**TASK DETAILS**. Copy out every line of the records where the string "name" occurs.

**PROVIDED RECORDS**.

• • •

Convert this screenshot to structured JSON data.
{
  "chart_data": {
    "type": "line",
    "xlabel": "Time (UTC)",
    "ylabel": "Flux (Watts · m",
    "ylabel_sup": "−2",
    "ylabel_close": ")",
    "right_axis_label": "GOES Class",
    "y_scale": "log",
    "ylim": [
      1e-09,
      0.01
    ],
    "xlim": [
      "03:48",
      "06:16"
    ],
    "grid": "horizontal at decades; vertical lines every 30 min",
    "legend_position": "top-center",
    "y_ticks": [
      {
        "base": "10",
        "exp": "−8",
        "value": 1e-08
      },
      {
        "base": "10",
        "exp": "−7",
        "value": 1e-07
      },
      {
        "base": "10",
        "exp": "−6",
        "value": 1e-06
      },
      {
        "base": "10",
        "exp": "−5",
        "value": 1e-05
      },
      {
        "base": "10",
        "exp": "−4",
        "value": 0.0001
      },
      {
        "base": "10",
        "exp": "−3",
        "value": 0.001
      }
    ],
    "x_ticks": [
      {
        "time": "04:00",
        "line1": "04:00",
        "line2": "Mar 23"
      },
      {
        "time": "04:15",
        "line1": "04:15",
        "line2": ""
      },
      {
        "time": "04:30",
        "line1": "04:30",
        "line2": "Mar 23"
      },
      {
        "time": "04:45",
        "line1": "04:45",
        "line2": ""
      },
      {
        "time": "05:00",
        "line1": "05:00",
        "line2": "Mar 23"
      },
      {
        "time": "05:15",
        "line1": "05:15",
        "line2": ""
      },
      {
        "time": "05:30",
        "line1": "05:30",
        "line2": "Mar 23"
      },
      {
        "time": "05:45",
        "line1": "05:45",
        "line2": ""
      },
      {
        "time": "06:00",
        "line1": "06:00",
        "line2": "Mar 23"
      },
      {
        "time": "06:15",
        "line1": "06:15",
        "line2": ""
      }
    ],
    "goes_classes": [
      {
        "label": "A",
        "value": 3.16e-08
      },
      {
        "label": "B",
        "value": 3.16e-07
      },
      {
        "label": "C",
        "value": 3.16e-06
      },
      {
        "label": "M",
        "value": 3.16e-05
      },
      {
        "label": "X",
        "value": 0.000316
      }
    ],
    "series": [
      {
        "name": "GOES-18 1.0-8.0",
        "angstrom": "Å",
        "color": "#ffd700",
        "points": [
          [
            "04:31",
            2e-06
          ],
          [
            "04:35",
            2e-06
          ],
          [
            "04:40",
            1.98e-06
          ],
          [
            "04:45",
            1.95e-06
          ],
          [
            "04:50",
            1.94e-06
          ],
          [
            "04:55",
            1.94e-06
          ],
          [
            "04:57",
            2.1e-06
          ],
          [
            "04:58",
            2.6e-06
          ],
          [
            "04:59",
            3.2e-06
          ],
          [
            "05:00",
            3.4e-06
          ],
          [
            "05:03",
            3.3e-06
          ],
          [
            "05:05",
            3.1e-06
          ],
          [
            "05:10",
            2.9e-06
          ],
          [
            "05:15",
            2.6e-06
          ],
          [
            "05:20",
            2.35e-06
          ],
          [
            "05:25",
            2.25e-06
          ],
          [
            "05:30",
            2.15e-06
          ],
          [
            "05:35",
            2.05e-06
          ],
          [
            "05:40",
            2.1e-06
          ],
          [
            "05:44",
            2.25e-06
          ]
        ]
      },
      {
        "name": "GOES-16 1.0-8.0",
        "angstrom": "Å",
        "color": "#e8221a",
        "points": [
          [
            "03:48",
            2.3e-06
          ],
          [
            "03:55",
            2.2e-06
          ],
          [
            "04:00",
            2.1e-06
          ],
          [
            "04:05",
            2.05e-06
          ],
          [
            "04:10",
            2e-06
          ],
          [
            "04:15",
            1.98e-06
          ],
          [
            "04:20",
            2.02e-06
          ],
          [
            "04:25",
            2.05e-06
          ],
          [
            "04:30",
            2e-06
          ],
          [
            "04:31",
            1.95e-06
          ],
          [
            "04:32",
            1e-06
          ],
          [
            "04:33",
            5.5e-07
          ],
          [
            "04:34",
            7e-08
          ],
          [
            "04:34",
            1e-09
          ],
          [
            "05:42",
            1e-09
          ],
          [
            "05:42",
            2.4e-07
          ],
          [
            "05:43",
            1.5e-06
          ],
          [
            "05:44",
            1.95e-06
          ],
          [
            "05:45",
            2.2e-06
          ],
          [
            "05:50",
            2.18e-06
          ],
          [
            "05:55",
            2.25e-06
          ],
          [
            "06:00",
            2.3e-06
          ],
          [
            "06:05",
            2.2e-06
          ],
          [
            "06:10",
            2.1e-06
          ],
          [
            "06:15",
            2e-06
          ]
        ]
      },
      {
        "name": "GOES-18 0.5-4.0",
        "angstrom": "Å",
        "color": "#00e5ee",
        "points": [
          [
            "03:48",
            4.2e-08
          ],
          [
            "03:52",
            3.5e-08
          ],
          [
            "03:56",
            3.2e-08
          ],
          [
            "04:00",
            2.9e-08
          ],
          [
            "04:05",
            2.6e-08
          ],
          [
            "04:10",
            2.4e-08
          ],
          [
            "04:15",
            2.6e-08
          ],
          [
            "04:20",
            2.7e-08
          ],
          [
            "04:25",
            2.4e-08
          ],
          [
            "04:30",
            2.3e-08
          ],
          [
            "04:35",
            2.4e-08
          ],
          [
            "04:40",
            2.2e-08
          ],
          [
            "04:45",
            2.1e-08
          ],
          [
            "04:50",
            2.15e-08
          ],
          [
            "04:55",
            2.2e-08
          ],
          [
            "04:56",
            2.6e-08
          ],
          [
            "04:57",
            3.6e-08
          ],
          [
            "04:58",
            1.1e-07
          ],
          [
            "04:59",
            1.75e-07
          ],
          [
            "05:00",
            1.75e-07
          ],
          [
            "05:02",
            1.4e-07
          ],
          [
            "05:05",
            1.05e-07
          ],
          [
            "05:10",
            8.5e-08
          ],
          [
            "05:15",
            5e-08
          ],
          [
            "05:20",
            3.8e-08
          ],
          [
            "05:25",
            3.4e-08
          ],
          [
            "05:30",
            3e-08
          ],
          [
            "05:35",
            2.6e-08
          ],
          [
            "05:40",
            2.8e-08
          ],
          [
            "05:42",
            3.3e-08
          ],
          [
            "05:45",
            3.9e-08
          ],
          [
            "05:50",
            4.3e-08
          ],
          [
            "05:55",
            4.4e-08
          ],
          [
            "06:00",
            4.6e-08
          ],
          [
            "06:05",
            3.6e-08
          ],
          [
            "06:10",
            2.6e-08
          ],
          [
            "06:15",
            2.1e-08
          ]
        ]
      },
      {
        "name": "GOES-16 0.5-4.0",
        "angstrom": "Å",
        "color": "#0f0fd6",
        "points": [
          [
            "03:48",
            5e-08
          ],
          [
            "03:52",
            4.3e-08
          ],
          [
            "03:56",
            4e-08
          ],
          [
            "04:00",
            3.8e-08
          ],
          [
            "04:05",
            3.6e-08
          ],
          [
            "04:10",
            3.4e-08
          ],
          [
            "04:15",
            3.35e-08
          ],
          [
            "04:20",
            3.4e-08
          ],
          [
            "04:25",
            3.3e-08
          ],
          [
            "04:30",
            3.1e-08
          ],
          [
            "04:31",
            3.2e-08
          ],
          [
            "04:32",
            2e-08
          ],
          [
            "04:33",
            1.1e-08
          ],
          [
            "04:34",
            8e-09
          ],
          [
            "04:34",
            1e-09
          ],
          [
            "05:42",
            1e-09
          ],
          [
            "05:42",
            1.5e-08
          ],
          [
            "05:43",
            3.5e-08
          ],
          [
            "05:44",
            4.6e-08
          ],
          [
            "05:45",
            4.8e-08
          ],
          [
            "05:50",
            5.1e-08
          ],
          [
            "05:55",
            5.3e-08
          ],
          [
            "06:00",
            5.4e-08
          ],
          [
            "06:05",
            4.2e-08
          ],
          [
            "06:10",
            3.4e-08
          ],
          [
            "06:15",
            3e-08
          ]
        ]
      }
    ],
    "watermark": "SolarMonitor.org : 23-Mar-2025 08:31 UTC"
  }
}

• • •

**TASK ANSWER**.
        "name": "GOES-18 1.0-8.0",
        "name": "GOES-16 1.0-8.0",
        "name": "GOES-18 0.5-4.0",
        "name": "GOES-16 0.5-4.0",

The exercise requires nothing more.